━━━━━ EXTRAIT CITÉ ━━━━━

Redécouvert par Antonio Florio, ce chef-d’œuvre de l’opéra-bouffe napolitain fait une entrée remarquée dans le temple de l’art lyrique. Ce n’est que mérité. Une production exemplaire servie par un casting de haut vol.

Dialecte enthousiasmant
La Scala ressuscite Li Zite nGalera de Vinci
en une magnifique résurrection scénique

 

 

 

Sans atteindre la renommée de son quasi homonyme, le compositeur calabrais Leonardo Vinci n’est plus totalement un inconnu après la redécouverte de ses opéras seria (Artaserse ou Alessandro nelle Indie). Il fut également un prolifique compositeur d’opéras-bouffe, dont la naissance coïncide avec celle de l’opéra seria et qui était généralement chanté en napolitain. Hélas, Li zite ngalera est la seule de ses 11 partitions comiques à nous être parvenue et c’est un joyau. La lecture de Leo Muscato est une merveille de tous les instants : une remarquable direction d’acteurs redonne vie à cette pépite, tout en lui conférant une grande poésie dont témoignent les splendides costumes de Silvya Aymonino, les lumières efficaces de Alessandro Verazzi – qui créent des jeux d’ombre enchanteurs dignes des plus beaux tableaux d’intérieur – et les splendides décors très XVIIIe de Federica Paolina, qui loin d’être une simple patine cosmétique, respectent l’esprit tout autant que la lettre de l’intrigue.
Une immense toile peinte représentant la cité parthénopéenne – dans le plus pur style des « vedute » du XVIIIe siècle – ouvre la scène dont le lever laisse apparaître tour à tour une galerie, une chambre, un salon, une cuisine avec ses accessoires, décors mobiles qui coulissent au gré des péripéties. Le rythme est constamment soutenu, endiablé (qui trouve son acmé dans la fabuleuse tarentelle des Turcs du IIIe acte, réunissant tous les personnages), sans temps mort, dans une intrigue où se mêlent travestissements et quiproquos, qu’on pourrait résumer par cet enchaînement des relations : Carlo aime Ciomma qui aime Peppariello qui aime Carlo. L’ajout de dialogues parlés renforce la dimension théâtrale de la comédie et rappelle que la « commedeja per musica » est d’abord et avant tout du théâtre (le livret de Bernardo Saddumene est un chef-d’œuvre digne du meilleur Goldoni) où tout n’est que pulsation, vitalité constante, assurées par le jeu survolté des comédiens-chanteurs, qui lorgnent tantôt du côté de la commedia dell’Arte, à travers une diction impeccable et une parfaite maîtrise de l’idiome napolitain, dont les subtilités ont sans doute échappé à une large partie du public (et de la critique).
La jubilation ininterrompue, la pétillante inventivité des interprètes parviennent néanmoins, comme jadis pour les lazzi des comici dell’Arte, à transcender l’obstacle potentiel du dialecte. Les récitatifs, dominants, laissent apparaître une flopée d’arias tour à tour pathétiques, comiques, mais aussi parodiques (comme dans le truculent duo du IIIe acte, « Core mio carillo »), la plupart du temps destinées à caractériser de manière réaliste et psychologique l’état d’esprit des personnages.

━━━━━ DONNÉES FOURNIES ━━━━━

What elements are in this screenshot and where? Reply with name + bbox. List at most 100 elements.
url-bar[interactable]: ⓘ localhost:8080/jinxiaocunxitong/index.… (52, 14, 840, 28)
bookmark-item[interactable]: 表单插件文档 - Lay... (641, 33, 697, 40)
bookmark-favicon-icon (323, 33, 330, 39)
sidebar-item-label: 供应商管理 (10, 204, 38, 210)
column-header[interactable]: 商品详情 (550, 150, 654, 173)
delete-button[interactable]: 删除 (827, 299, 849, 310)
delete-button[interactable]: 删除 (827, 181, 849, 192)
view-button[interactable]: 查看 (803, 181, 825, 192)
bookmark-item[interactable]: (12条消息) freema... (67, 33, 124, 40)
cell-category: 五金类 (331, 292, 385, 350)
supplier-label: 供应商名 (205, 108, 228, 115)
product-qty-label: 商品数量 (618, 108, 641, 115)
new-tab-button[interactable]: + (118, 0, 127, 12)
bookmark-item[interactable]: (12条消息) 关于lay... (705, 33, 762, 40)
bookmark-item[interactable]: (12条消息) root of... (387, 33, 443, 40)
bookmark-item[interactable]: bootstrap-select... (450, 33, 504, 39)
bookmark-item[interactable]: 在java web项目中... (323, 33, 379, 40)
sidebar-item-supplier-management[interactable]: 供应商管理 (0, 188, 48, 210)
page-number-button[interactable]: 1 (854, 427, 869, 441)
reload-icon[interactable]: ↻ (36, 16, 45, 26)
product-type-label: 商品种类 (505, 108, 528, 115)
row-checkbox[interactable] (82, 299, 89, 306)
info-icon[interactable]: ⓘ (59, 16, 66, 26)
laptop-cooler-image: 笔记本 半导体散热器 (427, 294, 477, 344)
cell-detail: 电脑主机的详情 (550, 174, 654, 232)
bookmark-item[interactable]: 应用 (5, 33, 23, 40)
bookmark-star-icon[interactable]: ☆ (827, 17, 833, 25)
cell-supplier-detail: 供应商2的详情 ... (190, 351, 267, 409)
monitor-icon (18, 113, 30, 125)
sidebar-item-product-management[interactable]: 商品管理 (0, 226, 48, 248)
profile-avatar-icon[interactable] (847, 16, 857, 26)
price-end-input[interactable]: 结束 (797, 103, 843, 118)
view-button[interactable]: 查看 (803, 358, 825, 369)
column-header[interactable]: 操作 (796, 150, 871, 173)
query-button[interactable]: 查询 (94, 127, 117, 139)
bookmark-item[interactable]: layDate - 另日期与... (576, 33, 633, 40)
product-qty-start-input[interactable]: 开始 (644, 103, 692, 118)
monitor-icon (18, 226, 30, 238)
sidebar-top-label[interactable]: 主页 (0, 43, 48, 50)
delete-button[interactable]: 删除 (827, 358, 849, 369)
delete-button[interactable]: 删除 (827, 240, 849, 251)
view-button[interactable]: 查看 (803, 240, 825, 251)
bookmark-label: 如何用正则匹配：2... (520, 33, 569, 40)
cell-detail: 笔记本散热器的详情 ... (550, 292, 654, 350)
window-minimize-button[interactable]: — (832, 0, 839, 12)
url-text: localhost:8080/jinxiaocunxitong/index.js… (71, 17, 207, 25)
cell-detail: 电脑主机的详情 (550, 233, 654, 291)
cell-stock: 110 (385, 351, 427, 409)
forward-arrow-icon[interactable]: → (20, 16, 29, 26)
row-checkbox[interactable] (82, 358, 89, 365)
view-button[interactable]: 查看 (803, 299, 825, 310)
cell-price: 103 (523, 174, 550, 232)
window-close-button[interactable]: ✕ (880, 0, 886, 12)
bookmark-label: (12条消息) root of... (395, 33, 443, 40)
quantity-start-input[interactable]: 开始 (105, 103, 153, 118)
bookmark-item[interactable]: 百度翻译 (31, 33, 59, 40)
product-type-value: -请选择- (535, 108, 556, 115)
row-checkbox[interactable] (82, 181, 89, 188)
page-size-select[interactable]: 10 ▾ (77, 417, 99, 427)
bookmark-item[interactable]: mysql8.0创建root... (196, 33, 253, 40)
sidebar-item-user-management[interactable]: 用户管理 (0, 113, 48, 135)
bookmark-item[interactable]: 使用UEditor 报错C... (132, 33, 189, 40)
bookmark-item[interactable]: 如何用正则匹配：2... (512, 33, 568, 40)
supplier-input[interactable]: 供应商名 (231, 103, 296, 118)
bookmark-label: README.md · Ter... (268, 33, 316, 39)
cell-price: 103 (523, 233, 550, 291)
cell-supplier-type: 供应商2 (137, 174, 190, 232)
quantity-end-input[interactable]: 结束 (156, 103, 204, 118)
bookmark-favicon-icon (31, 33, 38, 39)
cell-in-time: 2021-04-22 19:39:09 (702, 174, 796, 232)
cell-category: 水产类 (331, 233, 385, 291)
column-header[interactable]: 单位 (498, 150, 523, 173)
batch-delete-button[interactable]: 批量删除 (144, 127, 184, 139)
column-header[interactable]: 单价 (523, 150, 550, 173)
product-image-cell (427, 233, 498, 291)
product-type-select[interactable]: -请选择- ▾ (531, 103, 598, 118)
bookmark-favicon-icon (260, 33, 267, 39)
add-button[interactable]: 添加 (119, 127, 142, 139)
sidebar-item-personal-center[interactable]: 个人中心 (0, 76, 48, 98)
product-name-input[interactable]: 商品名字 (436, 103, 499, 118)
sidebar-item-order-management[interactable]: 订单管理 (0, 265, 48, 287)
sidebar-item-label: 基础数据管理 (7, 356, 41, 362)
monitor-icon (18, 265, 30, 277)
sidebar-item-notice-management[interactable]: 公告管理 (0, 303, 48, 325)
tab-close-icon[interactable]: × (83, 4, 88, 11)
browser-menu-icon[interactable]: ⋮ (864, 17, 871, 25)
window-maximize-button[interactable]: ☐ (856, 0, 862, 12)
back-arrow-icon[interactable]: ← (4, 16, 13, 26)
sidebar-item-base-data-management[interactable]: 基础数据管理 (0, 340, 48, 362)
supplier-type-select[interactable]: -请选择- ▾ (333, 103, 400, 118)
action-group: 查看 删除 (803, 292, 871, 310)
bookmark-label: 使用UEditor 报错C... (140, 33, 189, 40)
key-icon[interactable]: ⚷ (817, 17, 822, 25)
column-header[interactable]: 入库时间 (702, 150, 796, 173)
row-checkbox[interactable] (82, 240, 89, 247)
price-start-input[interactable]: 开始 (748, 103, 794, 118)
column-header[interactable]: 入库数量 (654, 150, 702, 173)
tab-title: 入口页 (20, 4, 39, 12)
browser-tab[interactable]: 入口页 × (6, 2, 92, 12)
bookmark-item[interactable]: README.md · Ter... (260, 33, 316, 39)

━━━━━

Condensez en liste le paragraphe de l'extrait qui commence par « La jubilation ininterrompue » sans perdre ses faits principaux. Les lignes ne servent pas pour ce travail.

- La joie continue et l'inventivité des interprètes permettent de dépasser l'obstacle possible du dialecte, comme autrefois les lazzi des comici dell'Arte.
- Les récitatifs dominent.
- Ils laissent place à de nombreuses arias pathétiques, comiques ou parodiques, comme le duo « Core mio carillo » du IIIe acte.
- Ces arias servent surtout à décrire de façon réaliste et psychologique l'état d'esprit des personnages.